Aim:
Lines containing the word "range" are to be located and copied.

Exercise material:
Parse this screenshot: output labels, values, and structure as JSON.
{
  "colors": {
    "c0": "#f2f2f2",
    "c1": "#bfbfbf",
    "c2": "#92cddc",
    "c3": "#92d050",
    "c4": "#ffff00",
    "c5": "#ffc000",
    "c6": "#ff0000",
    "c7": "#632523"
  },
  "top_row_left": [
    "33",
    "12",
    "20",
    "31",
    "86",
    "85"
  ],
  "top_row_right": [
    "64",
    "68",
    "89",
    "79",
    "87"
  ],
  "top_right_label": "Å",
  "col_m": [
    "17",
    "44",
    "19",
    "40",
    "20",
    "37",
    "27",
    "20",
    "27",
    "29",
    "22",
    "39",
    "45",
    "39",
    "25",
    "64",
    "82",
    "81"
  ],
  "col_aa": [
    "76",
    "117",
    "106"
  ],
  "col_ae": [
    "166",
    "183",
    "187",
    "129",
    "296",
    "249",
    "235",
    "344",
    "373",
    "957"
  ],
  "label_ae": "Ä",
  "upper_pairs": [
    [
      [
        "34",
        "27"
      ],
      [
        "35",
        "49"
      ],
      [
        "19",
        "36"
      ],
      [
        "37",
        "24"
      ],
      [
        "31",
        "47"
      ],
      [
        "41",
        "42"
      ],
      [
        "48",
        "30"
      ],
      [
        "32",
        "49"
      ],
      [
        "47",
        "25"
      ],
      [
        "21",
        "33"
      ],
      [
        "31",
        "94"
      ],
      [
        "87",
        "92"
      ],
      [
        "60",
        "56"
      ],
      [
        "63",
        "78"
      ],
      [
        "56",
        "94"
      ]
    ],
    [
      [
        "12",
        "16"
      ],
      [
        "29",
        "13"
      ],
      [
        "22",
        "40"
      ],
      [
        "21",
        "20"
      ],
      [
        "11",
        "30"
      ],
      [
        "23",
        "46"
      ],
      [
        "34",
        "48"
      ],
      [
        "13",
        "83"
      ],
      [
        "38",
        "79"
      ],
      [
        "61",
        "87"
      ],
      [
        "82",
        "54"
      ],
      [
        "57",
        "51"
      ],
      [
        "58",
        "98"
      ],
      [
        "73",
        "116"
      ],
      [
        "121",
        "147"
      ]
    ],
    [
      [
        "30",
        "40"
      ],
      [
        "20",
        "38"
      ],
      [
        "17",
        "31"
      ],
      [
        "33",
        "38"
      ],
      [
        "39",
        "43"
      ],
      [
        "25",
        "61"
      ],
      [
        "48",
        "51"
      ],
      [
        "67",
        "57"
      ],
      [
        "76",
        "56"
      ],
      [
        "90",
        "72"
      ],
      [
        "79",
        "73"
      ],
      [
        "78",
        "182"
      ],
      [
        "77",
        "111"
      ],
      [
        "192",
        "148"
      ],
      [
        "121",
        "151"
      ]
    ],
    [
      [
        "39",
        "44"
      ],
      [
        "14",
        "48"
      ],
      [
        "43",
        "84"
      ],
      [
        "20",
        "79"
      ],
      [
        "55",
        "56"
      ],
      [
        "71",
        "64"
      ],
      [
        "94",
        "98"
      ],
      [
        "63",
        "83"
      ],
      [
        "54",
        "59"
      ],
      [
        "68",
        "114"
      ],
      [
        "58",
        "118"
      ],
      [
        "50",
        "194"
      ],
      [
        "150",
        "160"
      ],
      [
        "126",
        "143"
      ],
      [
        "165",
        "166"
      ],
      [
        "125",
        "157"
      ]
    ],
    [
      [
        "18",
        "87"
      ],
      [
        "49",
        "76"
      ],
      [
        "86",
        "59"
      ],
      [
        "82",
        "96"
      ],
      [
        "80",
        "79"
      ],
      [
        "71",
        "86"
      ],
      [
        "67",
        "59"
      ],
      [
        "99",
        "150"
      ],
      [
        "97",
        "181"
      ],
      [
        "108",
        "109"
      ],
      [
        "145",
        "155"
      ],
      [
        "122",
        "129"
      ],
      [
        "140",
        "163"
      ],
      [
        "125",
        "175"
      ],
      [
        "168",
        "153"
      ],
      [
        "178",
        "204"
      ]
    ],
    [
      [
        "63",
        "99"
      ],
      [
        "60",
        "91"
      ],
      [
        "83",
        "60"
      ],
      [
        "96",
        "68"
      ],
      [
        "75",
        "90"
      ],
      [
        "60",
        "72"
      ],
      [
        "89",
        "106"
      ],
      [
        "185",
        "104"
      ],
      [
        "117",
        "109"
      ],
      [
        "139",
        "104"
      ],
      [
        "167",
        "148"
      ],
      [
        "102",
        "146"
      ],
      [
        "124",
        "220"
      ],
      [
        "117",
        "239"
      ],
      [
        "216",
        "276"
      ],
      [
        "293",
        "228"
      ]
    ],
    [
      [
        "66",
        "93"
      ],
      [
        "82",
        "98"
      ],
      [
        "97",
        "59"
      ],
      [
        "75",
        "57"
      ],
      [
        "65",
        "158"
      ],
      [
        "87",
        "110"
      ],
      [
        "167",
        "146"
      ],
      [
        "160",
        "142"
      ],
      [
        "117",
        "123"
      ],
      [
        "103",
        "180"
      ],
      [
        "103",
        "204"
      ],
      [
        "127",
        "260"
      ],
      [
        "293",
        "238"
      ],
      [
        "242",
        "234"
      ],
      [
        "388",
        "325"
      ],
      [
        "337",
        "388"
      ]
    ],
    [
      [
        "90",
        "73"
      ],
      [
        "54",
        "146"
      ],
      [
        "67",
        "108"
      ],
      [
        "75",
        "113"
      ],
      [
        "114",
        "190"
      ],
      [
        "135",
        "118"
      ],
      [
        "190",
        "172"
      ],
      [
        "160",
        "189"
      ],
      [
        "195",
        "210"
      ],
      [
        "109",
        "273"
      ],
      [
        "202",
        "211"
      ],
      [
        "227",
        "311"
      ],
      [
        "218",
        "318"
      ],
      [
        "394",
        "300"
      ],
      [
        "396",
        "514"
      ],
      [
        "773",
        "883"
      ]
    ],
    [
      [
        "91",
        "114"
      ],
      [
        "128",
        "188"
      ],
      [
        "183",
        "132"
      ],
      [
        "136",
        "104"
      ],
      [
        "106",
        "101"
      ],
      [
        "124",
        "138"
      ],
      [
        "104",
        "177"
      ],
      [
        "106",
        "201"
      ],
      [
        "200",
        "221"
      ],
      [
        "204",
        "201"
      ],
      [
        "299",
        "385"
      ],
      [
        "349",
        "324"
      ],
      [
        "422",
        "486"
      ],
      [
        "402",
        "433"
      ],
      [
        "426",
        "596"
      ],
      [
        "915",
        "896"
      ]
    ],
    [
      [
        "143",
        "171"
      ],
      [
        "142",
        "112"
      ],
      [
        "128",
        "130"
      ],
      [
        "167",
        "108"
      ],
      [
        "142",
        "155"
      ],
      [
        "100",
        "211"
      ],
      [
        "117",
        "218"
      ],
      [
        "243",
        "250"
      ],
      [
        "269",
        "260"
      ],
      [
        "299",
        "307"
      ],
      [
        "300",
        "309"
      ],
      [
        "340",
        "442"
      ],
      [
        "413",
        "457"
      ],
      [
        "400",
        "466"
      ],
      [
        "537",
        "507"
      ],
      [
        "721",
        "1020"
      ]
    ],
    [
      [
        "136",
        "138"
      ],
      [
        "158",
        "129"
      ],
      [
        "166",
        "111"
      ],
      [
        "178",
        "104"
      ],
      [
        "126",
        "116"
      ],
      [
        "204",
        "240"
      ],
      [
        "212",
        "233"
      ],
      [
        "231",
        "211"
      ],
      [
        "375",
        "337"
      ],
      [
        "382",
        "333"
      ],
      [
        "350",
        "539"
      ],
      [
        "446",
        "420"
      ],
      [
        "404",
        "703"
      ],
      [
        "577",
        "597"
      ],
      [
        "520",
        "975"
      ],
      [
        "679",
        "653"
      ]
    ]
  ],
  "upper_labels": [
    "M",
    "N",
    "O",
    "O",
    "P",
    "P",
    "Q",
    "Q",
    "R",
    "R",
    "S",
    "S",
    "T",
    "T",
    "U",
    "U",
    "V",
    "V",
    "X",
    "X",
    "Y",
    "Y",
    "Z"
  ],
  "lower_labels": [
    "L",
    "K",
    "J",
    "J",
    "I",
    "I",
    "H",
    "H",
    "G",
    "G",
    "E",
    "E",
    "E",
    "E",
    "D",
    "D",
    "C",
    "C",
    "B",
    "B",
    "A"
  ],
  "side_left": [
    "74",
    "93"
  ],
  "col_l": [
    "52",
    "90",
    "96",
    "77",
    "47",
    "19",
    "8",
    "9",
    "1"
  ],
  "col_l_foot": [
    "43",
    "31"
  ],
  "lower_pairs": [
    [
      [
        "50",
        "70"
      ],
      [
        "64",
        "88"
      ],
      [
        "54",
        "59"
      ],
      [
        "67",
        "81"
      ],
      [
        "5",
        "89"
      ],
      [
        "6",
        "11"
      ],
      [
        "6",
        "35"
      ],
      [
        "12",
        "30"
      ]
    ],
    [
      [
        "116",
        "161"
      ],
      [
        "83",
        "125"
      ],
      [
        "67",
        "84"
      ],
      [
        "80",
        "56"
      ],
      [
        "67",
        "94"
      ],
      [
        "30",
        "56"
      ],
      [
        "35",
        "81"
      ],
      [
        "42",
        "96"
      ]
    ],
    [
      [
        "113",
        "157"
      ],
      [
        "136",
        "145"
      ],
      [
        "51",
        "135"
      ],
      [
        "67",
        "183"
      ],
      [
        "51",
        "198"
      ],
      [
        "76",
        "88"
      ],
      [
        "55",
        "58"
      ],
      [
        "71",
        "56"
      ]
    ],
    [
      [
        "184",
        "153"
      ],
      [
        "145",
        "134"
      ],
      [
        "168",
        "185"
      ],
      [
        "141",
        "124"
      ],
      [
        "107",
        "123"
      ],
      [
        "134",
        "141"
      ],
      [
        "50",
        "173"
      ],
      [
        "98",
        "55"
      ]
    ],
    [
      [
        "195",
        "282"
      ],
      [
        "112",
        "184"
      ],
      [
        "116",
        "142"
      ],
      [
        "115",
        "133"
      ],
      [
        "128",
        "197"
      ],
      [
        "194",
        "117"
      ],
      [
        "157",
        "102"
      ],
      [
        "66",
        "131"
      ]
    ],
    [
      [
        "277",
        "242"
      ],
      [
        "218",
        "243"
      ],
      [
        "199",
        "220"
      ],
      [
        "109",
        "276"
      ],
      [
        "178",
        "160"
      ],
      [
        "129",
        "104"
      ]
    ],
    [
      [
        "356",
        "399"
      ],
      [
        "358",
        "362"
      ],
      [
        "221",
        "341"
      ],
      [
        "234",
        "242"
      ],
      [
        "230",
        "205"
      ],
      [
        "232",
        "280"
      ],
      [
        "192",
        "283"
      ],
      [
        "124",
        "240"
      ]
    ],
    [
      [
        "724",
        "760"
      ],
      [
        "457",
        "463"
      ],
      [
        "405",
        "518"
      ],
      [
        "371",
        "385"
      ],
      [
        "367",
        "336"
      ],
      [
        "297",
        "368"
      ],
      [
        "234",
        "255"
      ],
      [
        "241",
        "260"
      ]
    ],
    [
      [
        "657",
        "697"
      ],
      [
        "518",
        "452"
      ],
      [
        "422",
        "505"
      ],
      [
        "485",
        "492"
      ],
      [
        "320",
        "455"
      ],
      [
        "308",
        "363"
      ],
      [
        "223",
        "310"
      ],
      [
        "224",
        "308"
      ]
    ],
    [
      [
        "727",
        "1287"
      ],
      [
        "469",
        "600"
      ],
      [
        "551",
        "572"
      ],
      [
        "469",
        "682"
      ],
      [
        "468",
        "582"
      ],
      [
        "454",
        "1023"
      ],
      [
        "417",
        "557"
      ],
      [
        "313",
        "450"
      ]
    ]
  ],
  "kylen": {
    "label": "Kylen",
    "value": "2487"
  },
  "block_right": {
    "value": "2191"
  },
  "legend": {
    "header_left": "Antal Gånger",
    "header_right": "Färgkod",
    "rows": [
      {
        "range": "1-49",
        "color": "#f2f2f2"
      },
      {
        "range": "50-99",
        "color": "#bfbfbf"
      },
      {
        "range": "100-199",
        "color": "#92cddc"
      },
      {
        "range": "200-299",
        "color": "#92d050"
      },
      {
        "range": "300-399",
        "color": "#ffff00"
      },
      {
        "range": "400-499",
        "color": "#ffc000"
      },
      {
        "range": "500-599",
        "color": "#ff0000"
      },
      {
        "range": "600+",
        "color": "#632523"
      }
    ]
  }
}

The reply:
        "range": "1-49",
        "range": "50-99",
        "range": "100-199",
        "range": "200-299",
        "range": "300-399",
        "range": "400-499",
        "range": "500-599",
        "range": "600+",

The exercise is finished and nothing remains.